**Dataset records**
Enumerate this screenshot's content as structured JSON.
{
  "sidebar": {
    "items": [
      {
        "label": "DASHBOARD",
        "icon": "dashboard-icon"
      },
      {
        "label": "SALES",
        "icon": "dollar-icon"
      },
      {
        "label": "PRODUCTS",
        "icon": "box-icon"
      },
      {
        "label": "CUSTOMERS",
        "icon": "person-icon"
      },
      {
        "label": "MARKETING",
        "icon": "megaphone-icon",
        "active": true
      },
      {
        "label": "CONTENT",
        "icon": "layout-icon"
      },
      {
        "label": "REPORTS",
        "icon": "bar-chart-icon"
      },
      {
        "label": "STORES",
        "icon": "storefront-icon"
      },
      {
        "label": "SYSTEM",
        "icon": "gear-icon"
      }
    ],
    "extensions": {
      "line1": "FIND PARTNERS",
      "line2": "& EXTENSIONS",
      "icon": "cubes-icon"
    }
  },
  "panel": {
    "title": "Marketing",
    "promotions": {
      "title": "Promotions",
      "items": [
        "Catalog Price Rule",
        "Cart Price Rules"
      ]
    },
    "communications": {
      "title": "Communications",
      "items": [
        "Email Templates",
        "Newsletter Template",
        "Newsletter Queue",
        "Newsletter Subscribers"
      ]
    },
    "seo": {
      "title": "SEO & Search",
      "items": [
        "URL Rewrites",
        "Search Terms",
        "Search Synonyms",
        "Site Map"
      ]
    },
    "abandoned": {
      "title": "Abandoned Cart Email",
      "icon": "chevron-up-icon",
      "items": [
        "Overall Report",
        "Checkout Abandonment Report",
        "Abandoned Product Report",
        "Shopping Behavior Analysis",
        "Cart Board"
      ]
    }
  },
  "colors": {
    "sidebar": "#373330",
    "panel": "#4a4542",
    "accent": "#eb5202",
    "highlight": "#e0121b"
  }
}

**Written request**
Lines holding the word "Email" should be counted across the entries; state only how many there are.

**Complete output**
2